* BEGIN Dataset excerpts *
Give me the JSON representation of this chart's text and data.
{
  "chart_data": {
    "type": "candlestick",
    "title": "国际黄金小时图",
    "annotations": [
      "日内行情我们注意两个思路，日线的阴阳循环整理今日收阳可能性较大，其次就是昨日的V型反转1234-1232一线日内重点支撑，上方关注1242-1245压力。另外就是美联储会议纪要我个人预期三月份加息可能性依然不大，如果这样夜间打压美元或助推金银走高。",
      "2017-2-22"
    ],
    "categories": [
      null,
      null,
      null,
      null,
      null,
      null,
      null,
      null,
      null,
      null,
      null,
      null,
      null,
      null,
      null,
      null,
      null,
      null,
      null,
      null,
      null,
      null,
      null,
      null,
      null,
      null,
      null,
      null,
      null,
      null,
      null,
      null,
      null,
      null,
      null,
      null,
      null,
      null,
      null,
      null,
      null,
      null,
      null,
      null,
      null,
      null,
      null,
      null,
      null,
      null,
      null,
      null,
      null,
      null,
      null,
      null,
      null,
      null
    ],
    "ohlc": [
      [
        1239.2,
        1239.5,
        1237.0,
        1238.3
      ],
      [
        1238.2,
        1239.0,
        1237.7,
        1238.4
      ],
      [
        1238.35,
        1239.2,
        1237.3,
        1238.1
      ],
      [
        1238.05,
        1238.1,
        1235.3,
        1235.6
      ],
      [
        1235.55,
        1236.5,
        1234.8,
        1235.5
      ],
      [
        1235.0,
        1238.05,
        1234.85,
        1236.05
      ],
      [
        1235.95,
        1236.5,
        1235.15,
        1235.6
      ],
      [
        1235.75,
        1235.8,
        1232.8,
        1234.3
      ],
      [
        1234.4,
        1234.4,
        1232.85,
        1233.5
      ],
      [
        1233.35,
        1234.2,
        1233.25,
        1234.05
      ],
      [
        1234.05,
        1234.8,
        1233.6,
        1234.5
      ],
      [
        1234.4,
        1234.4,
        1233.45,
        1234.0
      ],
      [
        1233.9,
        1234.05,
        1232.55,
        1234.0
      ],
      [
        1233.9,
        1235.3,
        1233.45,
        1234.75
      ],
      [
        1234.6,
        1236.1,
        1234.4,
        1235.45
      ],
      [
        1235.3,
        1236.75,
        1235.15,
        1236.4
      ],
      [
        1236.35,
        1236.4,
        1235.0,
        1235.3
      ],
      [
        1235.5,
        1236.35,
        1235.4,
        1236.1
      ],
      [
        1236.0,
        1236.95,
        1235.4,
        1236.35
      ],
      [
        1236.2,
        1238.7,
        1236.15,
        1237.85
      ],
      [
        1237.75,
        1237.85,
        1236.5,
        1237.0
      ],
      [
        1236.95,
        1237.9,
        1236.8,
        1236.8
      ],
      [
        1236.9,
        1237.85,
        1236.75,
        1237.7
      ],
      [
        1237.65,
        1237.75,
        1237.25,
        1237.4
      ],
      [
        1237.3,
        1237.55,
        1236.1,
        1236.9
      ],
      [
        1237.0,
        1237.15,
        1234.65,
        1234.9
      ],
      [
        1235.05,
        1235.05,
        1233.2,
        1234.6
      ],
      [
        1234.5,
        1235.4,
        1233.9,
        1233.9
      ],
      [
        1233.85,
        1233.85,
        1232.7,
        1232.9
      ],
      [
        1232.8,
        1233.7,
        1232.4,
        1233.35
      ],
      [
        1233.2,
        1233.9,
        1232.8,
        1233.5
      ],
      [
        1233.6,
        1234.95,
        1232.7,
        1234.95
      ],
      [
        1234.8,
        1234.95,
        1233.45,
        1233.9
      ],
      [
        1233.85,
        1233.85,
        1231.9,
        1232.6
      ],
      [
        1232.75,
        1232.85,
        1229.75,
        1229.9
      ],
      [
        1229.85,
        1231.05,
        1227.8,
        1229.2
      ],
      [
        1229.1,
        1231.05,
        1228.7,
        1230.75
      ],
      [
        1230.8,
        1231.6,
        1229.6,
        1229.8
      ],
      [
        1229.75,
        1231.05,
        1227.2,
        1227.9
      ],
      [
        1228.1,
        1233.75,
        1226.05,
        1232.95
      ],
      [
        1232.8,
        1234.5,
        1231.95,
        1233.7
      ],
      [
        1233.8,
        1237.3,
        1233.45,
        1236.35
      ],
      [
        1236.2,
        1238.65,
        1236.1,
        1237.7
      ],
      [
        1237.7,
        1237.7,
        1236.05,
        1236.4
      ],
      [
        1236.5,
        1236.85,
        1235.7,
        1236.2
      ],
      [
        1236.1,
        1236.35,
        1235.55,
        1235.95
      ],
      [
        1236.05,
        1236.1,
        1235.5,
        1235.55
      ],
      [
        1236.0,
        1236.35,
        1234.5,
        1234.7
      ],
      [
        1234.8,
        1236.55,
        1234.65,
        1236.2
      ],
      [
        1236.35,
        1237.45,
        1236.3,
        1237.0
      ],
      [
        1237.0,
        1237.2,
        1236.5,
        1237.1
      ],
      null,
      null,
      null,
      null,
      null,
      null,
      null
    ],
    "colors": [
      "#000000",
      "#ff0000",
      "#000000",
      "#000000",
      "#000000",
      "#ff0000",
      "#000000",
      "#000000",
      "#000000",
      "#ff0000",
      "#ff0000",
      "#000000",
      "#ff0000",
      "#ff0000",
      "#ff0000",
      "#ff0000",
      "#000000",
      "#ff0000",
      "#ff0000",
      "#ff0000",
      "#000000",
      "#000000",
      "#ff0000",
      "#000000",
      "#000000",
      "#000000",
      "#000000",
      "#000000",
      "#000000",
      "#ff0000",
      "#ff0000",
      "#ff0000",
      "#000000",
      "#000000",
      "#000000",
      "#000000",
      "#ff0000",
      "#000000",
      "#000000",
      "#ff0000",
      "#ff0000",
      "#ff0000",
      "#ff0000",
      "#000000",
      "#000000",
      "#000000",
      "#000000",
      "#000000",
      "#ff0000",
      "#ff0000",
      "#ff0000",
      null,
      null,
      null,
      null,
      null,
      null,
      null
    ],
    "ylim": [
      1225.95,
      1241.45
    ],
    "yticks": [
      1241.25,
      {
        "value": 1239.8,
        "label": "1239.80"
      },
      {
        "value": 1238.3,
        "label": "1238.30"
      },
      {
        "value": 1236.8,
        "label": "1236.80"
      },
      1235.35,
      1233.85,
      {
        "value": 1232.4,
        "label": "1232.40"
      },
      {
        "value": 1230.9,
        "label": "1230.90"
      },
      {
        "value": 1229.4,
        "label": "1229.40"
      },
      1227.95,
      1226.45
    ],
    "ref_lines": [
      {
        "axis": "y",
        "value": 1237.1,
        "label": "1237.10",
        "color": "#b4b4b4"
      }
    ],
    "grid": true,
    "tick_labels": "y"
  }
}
* END Dataset excerpts *
| What you should do |
Copy all the lines, exactly.

| Solution to the problem |
Give me the JSON representation of this chart's text and data.
{
  "chart_data": {
    "type": "candlestick",
    "title": "国际黄金小时图",
    "annotations": [
      "日内行情我们注意两个思路，日线的阴阳循环整理今日收阳可能性较大，其次就是昨日的V型反转1234-1232一线日内重点支撑，上方关注1242-1245压力。另外就是美联储会议纪要我个人预期三月份加息可能性依然不大，如果这样夜间打压美元或助推金银走高。",
      "2017-2-22"
    ],
    "categories": [
      null,
      null,
      null,
      null,
      null,
      null,
      null,
      null,
      null,
      null,
      null,
      null,
      null,
      null,
      null,
      null,
      null,
      null,
      null,
      null,
      null,
      null,
      null,
      null,
      null,
      null,
      null,
      null,
      null,
      null,
      null,
      null,
      null,
      null,
      null,
      null,
      null,
      null,
      null,
      null,
      null,
      null,
      null,
      null,
      null,
      null,
      null,
      null,
      null,
      null,
      null,
      null,
      null,
      null,
      null,
      null,
      null,
      null
    ],
    "ohlc": [
      [
        1239.2,
        1239.5,
        1237.0,
        1238.3
      ],
      [
        1238.2,
        1239.0,
        1237.7,
        1238.4
      ],
      [
        1238.35,
        1239.2,
        1237.3,
        1238.1
      ],
      [
        1238.05,
        1238.1,
        1235.3,
        1235.6
      ],
      [
        1235.55,
        1236.5,
        1234.8,
        1235.5
      ],
      [
        1235.0,
        1238.05,
        1234.85,
        1236.05
      ],
      [
        1235.95,
        1236.5,
        1235.15,
        1235.6
      ],
      [
        1235.75,
        1235.8,
        1232.8,
        1234.3
      ],
      [
        1234.4,
        1234.4,
        1232.85,
        1233.5
      ],
      [
        1233.35,
        1234.2,
        1233.25,
        1234.05
      ],
      [
        1234.05,
        1234.8,
        1233.6,
        1234.5
      ],
      [
        1234.4,
        1234.4,
        1233.45,
        1234.0
      ],
      [
        1233.9,
        1234.05,
        1232.55,
        1234.0
      ],
      [
        1233.9,
        1235.3,
        1233.45,
        1234.75
      ],
      [
        1234.6,
        1236.1,
        1234.4,
        1235.45
      ],
      [
        1235.3,
        1236.75,
        1235.15,
        1236.4
      ],
      [
        1236.35,
        1236.4,
        1235.0,
        1235.3
      ],
      [
        1235.5,
        1236.35,
        1235.4,
        1236.1
      ],
      [
        1236.0,
        1236.95,
        1235.4,
        1236.35
      ],
      [
        1236.2,
        1238.7,
        1236.15,
        1237.85
      ],
      [
        1237.75,
        1237.85,
        1236.5,
        1237.0
      ],
      [
        1236.95,
        1237.9,
        1236.8,
        1236.8
      ],
      [
        1236.9,
        1237.85,
        1236.75,
        1237.7
      ],
      [
        1237.65,
        1237.75,
        1237.25,
        1237.4
      ],
      [
        1237.3,
        1237.55,
        1236.1,
        1236.9
      ],
      [
        1237.0,
        1237.15,
        1234.65,
        1234.9
      ],
      [
        1235.05,
        1235.05,
        1233.2,
        1234.6
      ],
      [
        1234.5,
        1235.4,
        1233.9,
        1233.9
      ],
      [
        1233.85,
        1233.85,
        1232.7,
        1232.9
      ],
      [
        1232.8,
        1233.7,
        1232.4,
        1233.35
      ],
      [
        1233.2,
        1233.9,
        1232.8,
        1233.5
      ],
      [
        1233.6,
        1234.95,
        1232.7,
        1234.95
      ],
      [
        1234.8,
        1234.95,
        1233.45,
        1233.9
      ],
      [
        1233.85,
        1233.85,
        1231.9,
        1232.6
      ],
      [
        1232.75,
        1232.85,
        1229.75,
        1229.9
      ],
      [
        1229.85,
        1231.05,
        1227.8,
        1229.2
      ],
      [
        1229.1,
        1231.05,
        1228.7,
        1230.75
      ],
      [
        1230.8,
        1231.6,
        1229.6,
        1229.8
      ],
      [
        1229.75,
        1231.05,
        1227.2,
        1227.9
      ],
      [
        1228.1,
        1233.75,
        1226.05,
        1232.95
      ],
      [
        1232.8,
        1234.5,
        1231.95,
        1233.7
      ],
      [
        1233.8,
        1237.3,
        1233.45,
        1236.35
      ],
      [
        1236.2,
        1238.65,
        1236.1,
        1237.7
      ],
      [
        1237.7,
        1237.7,
        1236.05,
        1236.4
      ],
      [
        1236.5,
        1236.85,
        1235.7,
        1236.2
      ],
      [
        1236.1,
        1236.35,
        1235.55,
        1235.95
      ],
      [
        1236.05,
        1236.1,
        1235.5,
        1235.55
      ],
      [
        1236.0,
        1236.35,
        1234.5,
        1234.7
      ],
      [
        1234.8,
        1236.55,
        1234.65,
        1236.2
      ],
      [
        1236.35,
        1237.45,
        1236.3,
        1237.0
      ],
      [
        1237.0,
        1237.2,
        1236.5,
        1237.1
      ],
      null,
      null,
      null,
      null,
      null,
      null,
      null
    ],
    "colors": [
      "#000000",
      "#ff0000",
      "#000000",
      "#000000",
      "#000000",
      "#ff0000",
      "#000000",
      "#000000",
      "#000000",
      "#ff0000",
      "#ff0000",
      "#000000",
      "#ff0000",
      "#ff0000",
      "#ff0000",
      "#ff0000",
      "#000000",
      "#ff0000",
      "#ff0000",
      "#ff0000",
      "#000000",
      "#000000",
      "#ff0000",
      "#000000",
      "#000000",
      "#000000",
      "#000000",
      "#000000",
      "#000000",
      "#ff0000",
      "#ff0000",
      "#ff0000",
      "#000000",
      "#000000",
      "#000000",
      "#000000",
      "#ff0000",
      "#000000",
      "#000000",
      "#ff0000",
      "#ff0000",
      "#ff0000",
      "#ff0000",
      "#000000",
      "#000000",
      "#000000",
      "#000000",
      "#000000",
      "#ff0000",
      "#ff0000",
      "#ff0000",
      null,
      null,
      null,
      null,
      null,
      null,
      null
    ],
    "ylim": [
      1225.95,
      1241.45
    ],
    "yticks": [
      1241.25,
      {
        "value": 1239.8,
        "label": "1239.80"
      },
      {
        "value": 1238.3,
        "label": "1238.30"
      },
      {
        "value": 1236.8,
        "label": "1236.80"
      },
      1235.35,
      1233.85,
      {
        "value": 1232.4,
        "label": "1232.40"
      },
      {
        "value": 1230.9,
        "label": "1230.90"
      },
      {
        "value": 1229.4,
        "label": "1229.40"
      },
      1227.95,
      1226.45
    ],
    "ref_lines": [
      {
        "axis": "y",
        "value": 1237.1,
        "label": "1237.10",
        "color": "#b4b4b4"
      }
    ],
    "grid": true,
    "tick_labels": "y"
  }
}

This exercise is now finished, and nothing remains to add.